INPUT ROWS:

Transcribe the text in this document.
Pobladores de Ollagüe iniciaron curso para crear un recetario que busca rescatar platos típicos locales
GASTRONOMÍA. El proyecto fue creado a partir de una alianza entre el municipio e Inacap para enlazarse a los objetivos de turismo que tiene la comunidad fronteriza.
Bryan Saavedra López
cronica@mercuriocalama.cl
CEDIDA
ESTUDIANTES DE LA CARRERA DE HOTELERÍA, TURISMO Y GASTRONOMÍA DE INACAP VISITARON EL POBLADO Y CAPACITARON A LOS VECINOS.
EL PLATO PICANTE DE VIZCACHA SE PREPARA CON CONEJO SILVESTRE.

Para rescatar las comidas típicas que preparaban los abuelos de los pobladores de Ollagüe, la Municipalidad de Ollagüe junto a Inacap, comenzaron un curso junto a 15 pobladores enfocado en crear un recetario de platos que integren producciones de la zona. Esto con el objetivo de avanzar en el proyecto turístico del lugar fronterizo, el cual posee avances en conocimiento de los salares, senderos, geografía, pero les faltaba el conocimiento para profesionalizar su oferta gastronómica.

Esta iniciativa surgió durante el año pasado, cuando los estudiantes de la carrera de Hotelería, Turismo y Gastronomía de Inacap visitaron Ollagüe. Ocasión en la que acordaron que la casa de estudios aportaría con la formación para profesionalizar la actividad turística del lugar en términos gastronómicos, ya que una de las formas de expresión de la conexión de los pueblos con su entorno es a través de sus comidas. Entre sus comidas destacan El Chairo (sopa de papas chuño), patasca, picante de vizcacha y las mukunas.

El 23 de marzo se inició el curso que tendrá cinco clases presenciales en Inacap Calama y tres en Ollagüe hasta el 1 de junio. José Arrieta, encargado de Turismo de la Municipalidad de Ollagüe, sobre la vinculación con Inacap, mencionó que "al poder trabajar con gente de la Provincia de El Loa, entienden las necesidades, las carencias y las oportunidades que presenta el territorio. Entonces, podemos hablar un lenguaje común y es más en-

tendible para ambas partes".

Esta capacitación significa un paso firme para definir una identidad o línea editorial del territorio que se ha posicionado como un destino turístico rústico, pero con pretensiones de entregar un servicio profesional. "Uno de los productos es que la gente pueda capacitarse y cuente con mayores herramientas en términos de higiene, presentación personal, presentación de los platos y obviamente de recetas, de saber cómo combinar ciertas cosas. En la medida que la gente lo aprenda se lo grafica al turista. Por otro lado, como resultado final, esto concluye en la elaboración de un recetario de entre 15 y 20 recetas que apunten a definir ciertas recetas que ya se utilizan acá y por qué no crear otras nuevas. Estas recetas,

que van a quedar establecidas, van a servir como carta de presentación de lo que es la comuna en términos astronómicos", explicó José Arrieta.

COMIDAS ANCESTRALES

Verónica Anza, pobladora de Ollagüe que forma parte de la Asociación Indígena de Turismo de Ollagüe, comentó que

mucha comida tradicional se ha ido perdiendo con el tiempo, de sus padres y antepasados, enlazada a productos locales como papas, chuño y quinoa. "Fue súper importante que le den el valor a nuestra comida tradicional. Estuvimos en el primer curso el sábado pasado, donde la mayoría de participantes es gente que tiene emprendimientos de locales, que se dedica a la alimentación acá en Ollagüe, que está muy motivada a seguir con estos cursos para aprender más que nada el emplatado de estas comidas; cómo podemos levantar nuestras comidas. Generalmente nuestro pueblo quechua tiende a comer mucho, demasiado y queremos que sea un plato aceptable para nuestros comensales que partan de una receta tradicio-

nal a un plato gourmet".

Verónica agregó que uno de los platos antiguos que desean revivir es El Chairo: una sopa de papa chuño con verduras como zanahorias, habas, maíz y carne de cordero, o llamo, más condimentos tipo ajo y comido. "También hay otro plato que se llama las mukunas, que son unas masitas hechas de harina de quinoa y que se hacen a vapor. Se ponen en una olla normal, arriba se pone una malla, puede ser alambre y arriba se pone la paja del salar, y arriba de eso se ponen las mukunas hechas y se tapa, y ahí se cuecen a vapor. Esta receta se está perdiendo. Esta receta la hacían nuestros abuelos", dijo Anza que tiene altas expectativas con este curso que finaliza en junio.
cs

WORK INSTRUCTIONS:
Recopy the entries above in their entirety, exactly.

WRITTEN REPLY:
Transcribe the text in this document.
Pobladores de Ollagüe iniciaron curso para crear un recetario que busca rescatar platos típicos locales
GASTRONOMÍA. El proyecto fue creado a partir de una alianza entre el municipio e Inacap para enlazarse a los objetivos de turismo que tiene la comunidad fronteriza.
Bryan Saavedra López
cronica@mercuriocalama.cl
CEDIDA
ESTUDIANTES DE LA CARRERA DE HOTELERÍA, TURISMO Y GASTRONOMÍA DE INACAP VISITARON EL POBLADO Y CAPACITARON A LOS VECINOS.
EL PLATO PICANTE DE VIZCACHA SE PREPARA CON CONEJO SILVESTRE.

Para rescatar las comidas típicas que preparaban los abuelos de los pobladores de Ollagüe, la Municipalidad de Ollagüe junto a Inacap, comenzaron un curso junto a 15 pobladores enfocado en crear un recetario de platos que integren producciones de la zona. Esto con el objetivo de avanzar en el proyecto turístico del lugar fronterizo, el cual posee avances en conocimiento de los salares, senderos, geografía, pero les faltaba el conocimiento para profesionalizar su oferta gastronómica.

Esta iniciativa surgió durante el año pasado, cuando los estudiantes de la carrera de Hotelería, Turismo y Gastronomía de Inacap visitaron Ollagüe. Ocasión en la que acordaron que la casa de estudios aportaría con la formación para profesionalizar la actividad turística del lugar en términos gastronómicos, ya que una de las formas de expresión de la conexión de los pueblos con su entorno es a través de sus comidas. Entre sus comidas destacan El Chairo (sopa de papas chuño), patasca, picante de vizcacha y las mukunas.

El 23 de marzo se inició el curso que tendrá cinco clases presenciales en Inacap Calama y tres en Ollagüe hasta el 1 de junio. José Arrieta, encargado de Turismo de la Municipalidad de Ollagüe, sobre la vinculación con Inacap, mencionó que "al poder trabajar con gente de la Provincia de El Loa, entienden las necesidades, las carencias y las oportunidades que presenta el territorio. Entonces, podemos hablar un lenguaje común y es más en-

tendible para ambas partes".

Esta capacitación significa un paso firme para definir una identidad o línea editorial del territorio que se ha posicionado como un destino turístico rústico, pero con pretensiones de entregar un servicio profesional. "Uno de los productos es que la gente pueda capacitarse y cuente con mayores herramientas en términos de higiene, presentación personal, presentación de los platos y obviamente de recetas, de saber cómo combinar ciertas cosas. En la medida que la gente lo aprenda se lo grafica al turista. Por otro lado, como resultado final, esto concluye en la elaboración de un recetario de entre 15 y 20 recetas que apunten a definir ciertas recetas que ya se utilizan acá y por qué no crear otras nuevas. Estas recetas,

que van a quedar establecidas, van a servir como carta de presentación de lo que es la comuna en términos astronómicos", explicó José Arrieta.

COMIDAS ANCESTRALES

Verónica Anza, pobladora de Ollagüe que forma parte de la Asociación Indígena de Turismo de Ollagüe, comentó que

mucha comida tradicional se ha ido perdiendo con el tiempo, de sus padres y antepasados, enlazada a productos locales como papas, chuño y quinoa. "Fue súper importante que le den el valor a nuestra comida tradicional. Estuvimos en el primer curso el sábado pasado, donde la mayoría de participantes es gente que tiene emprendimientos de locales, que se dedica a la alimentación acá en Ollagüe, que está muy motivada a seguir con estos cursos para aprender más que nada el emplatado de estas comidas; cómo podemos levantar nuestras comidas. Generalmente nuestro pueblo quechua tiende a comer mucho, demasiado y queremos que sea un plato aceptable para nuestros comensales que partan de una receta tradicio-

nal a un plato gourmet".

Verónica agregó que uno de los platos antiguos que desean revivir es El Chairo: una sopa de papa chuño con verduras como zanahorias, habas, maíz y carne de cordero, o llamo, más condimentos tipo ajo y comido. "También hay otro plato que se llama las mukunas, que son unas masitas hechas de harina de quinoa y que se hacen a vapor. Se ponen en una olla normal, arriba se pone una malla, puede ser alambre y arriba se pone la paja del salar, y arriba de eso se ponen las mukunas hechas y se tapa, y ahí se cuecen a vapor. Esta receta se está perdiendo. Esta receta la hacían nuestros abuelos", dijo Anza que tiene altas expectativas con este curso que finaliza en junio.
cs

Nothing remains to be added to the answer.